- [Given data]
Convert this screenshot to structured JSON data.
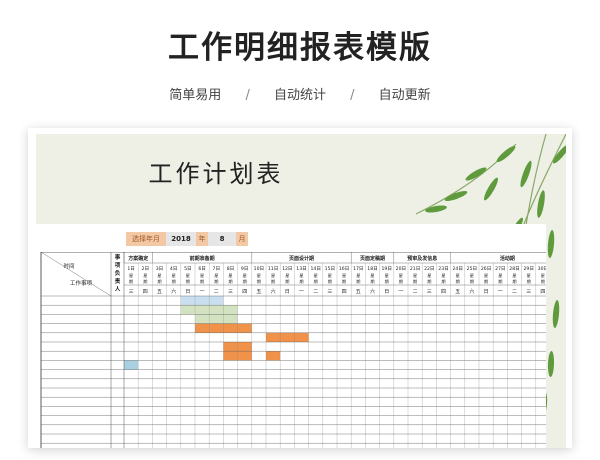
{
  "header": {
    "title": "工作明细报表模版",
    "features": [
      "简单易用",
      "自动统计",
      "自动更新"
    ],
    "separator": "/"
  },
  "poster": {
    "title": "工作计划表"
  },
  "date_select": {
    "label": "选择年月",
    "year": "2018",
    "year_unit": "年",
    "month": "8",
    "month_unit": "月"
  },
  "table": {
    "corner_top": "时间",
    "corner_bottom": "工作事项",
    "owner_header": "事项负责人",
    "phases": [
      {
        "label": "方案确定",
        "span": 2
      },
      {
        "label": "前期准备期",
        "span": 7
      },
      {
        "label": "页面设计期",
        "span": 7
      },
      {
        "label": "页面定稿期",
        "span": 3
      },
      {
        "label": "预审及发信息",
        "span": 4
      },
      {
        "label": "活动期",
        "span": 8
      }
    ],
    "days": [
      "1日",
      "2日",
      "3日",
      "4日",
      "5日",
      "6日",
      "7日",
      "8日",
      "9日",
      "10日",
      "11日",
      "12日",
      "13日",
      "14日",
      "15日",
      "16日",
      "17日",
      "18日",
      "19日",
      "20日",
      "21日",
      "22日",
      "23日",
      "24日",
      "25日",
      "26日",
      "27日",
      "28日",
      "29日",
      "30日",
      "31日"
    ],
    "week_label": "星期",
    "weekdays": [
      "三",
      "四",
      "五",
      "六",
      "日",
      "一",
      "二",
      "三",
      "四",
      "五",
      "六",
      "日",
      "一",
      "二",
      "三",
      "四",
      "五",
      "六",
      "日",
      "一",
      "二",
      "三",
      "四",
      "五",
      "六",
      "日",
      "一",
      "二",
      "三",
      "四",
      "五"
    ],
    "colors": {
      "blue": "#c9dff0",
      "green": "#d3e3c2",
      "orange": "#f0924a",
      "lightblue": "#a8d0e0"
    },
    "bars": [
      {
        "row": 0,
        "start": 5,
        "end": 7,
        "color": "blue"
      },
      {
        "row": 1,
        "start": 5,
        "end": 8,
        "color": "green"
      },
      {
        "row": 2,
        "start": 6,
        "end": 8,
        "color": "green"
      },
      {
        "row": 3,
        "start": 6,
        "end": 9,
        "color": "orange"
      },
      {
        "row": 4,
        "start": 11,
        "end": 13,
        "color": "orange"
      },
      {
        "row": 5,
        "start": 8,
        "end": 9,
        "color": "orange"
      },
      {
        "row": 6,
        "start": 8,
        "end": 9,
        "color": "orange"
      },
      {
        "row": 6,
        "start": 11,
        "end": 11,
        "color": "orange"
      },
      {
        "row": 7,
        "start": 1,
        "end": 1,
        "color": "lightblue"
      }
    ]
  }
}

- [Task directions] The data above needs to be retyped exactly, with the images left out.

- [Answer to the exercise]
Convert this screenshot to structured JSON data.
{
  "header": {
    "title": "工作明细报表模版",
    "features": [
      "简单易用",
      "自动统计",
      "自动更新"
    ],
    "separator": "/"
  },
  "poster": {
    "title": "工作计划表"
  },
  "date_select": {
    "label": "选择年月",
    "year": "2018",
    "year_unit": "年",
    "month": "8",
    "month_unit": "月"
  },
  "table": {
    "corner_top": "时间",
    "corner_bottom": "工作事项",
    "owner_header": "事项负责人",
    "phases": [
      {
        "label": "方案确定",
        "span": 2
      },
      {
        "label": "前期准备期",
        "span": 7
      },
      {
        "label": "页面设计期",
        "span": 7
      },
      {
        "label": "页面定稿期",
        "span": 3
      },
      {
        "label": "预审及发信息",
        "span": 4
      },
      {
        "label": "活动期",
        "span": 8
      }
    ],
    "days": [
      "1日",
      "2日",
      "3日",
      "4日",
      "5日",
      "6日",
      "7日",
      "8日",
      "9日",
      "10日",
      "11日",
      "12日",
      "13日",
      "14日",
      "15日",
      "16日",
      "17日",
      "18日",
      "19日",
      "20日",
      "21日",
      "22日",
      "23日",
      "24日",
      "25日",
      "26日",
      "27日",
      "28日",
      "29日",
      "30日",
      "31日"
    ],
    "week_label": "星期",
    "weekdays": [
      "三",
      "四",
      "五",
      "六",
      "日",
      "一",
      "二",
      "三",
      "四",
      "五",
      "六",
      "日",
      "一",
      "二",
      "三",
      "四",
      "五",
      "六",
      "日",
      "一",
      "二",
      "三",
      "四",
      "五",
      "六",
      "日",
      "一",
      "二",
      "三",
      "四",
      "五"
    ],
    "colors": {
      "blue": "#c9dff0",
      "green": "#d3e3c2",
      "orange": "#f0924a",
      "lightblue": "#a8d0e0"
    },
    "bars": [
      {
        "row": 0,
        "start": 5,
        "end": 7,
        "color": "blue"
      },
      {
        "row": 1,
        "start": 5,
        "end": 8,
        "color": "green"
      },
      {
        "row": 2,
        "start": 6,
        "end": 8,
        "color": "green"
      },
      {
        "row": 3,
        "start": 6,
        "end": 9,
        "color": "orange"
      },
      {
        "row": 4,
        "start": 11,
        "end": 13,
        "color": "orange"
      },
      {
        "row": 5,
        "start": 8,
        "end": 9,
        "color": "orange"
      },
      {
        "row": 6,
        "start": 8,
        "end": 9,
        "color": "orange"
      },
      {
        "row": 6,
        "start": 11,
        "end": 11,
        "color": "orange"
      },
      {
        "row": 7,
        "start": 1,
        "end": 1,
        "color": "lightblue"
      }
    ]
  }
}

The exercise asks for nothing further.